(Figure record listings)
+-------+

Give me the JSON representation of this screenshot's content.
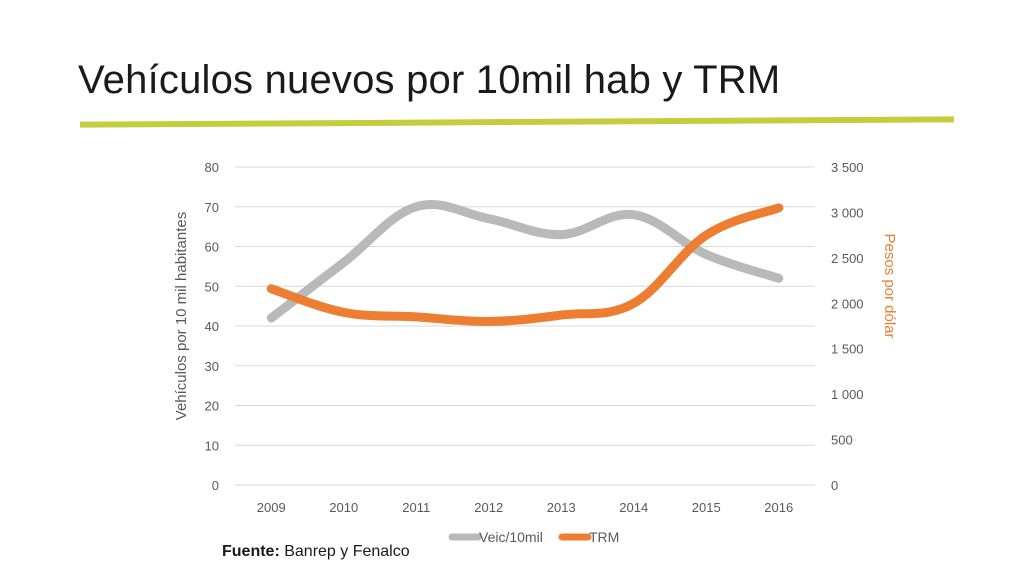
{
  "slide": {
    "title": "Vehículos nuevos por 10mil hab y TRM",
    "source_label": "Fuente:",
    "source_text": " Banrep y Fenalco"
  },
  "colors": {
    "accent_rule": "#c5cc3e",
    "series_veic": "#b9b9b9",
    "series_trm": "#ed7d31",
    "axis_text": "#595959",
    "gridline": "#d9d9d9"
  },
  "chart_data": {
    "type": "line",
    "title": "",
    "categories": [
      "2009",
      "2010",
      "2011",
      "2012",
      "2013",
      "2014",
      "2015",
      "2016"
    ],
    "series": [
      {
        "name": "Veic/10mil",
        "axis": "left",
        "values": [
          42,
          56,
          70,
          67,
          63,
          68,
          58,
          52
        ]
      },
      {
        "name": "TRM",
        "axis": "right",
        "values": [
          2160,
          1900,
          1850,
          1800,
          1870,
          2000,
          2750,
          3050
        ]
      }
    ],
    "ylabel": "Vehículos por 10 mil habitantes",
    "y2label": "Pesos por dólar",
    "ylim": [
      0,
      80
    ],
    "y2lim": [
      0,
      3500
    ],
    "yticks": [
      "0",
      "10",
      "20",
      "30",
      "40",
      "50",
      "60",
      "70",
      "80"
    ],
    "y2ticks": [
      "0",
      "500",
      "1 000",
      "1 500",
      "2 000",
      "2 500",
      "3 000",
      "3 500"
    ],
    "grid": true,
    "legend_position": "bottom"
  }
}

+-------+

Problem statement
Omit every picture, and otherwise quote the entries exactly.

Output for this task
Give me the JSON representation of this screenshot's content.
{
  "slide": {
    "title": "Vehículos nuevos por 10mil hab y TRM",
    "source_label": "Fuente:",
    "source_text": " Banrep y Fenalco"
  },
  "colors": {
    "accent_rule": "#c5cc3e",
    "series_veic": "#b9b9b9",
    "series_trm": "#ed7d31",
    "axis_text": "#595959",
    "gridline": "#d9d9d9"
  },
  "chart_data": {
    "type": "line",
    "title": "",
    "categories": [
      "2009",
      "2010",
      "2011",
      "2012",
      "2013",
      "2014",
      "2015",
      "2016"
    ],
    "series": [
      {
        "name": "Veic/10mil",
        "axis": "left",
        "values": [
          42,
          56,
          70,
          67,
          63,
          68,
          58,
          52
        ]
      },
      {
        "name": "TRM",
        "axis": "right",
        "values": [
          2160,
          1900,
          1850,
          1800,
          1870,
          2000,
          2750,
          3050
        ]
      }
    ],
    "ylabel": "Vehículos por 10 mil habitantes",
    "y2label": "Pesos por dólar",
    "ylim": [
      0,
      80
    ],
    "y2lim": [
      0,
      3500
    ],
    "yticks": [
      "0",
      "10",
      "20",
      "30",
      "40",
      "50",
      "60",
      "70",
      "80"
    ],
    "y2ticks": [
      "0",
      "500",
      "1 000",
      "1 500",
      "2 000",
      "2 500",
      "3 000",
      "3 500"
    ],
    "grid": true,
    "legend_position": "bottom"
  }
}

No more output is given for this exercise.